-- begin MATERIAL FOR THIS EXERCISE --
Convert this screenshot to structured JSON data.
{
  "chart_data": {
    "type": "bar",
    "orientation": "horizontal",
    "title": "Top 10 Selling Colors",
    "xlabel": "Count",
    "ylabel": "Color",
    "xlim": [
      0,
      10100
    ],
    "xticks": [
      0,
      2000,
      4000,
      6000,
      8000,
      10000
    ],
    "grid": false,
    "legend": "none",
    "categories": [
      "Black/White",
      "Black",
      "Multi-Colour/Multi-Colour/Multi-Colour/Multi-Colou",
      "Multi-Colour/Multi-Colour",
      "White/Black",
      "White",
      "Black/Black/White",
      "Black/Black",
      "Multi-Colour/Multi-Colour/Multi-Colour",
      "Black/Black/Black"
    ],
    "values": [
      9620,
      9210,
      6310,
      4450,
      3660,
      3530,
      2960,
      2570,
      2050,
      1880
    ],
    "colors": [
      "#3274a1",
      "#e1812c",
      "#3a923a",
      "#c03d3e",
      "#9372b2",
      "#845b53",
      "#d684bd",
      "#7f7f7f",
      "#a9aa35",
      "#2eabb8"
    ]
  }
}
-- end MATERIAL FOR THIS EXERCISE --
*WORK INSTRUCTIONS*.
State how many lines include the string "Multi". Give no other information.

*SOLUTION TO THE PROBLEM*.
3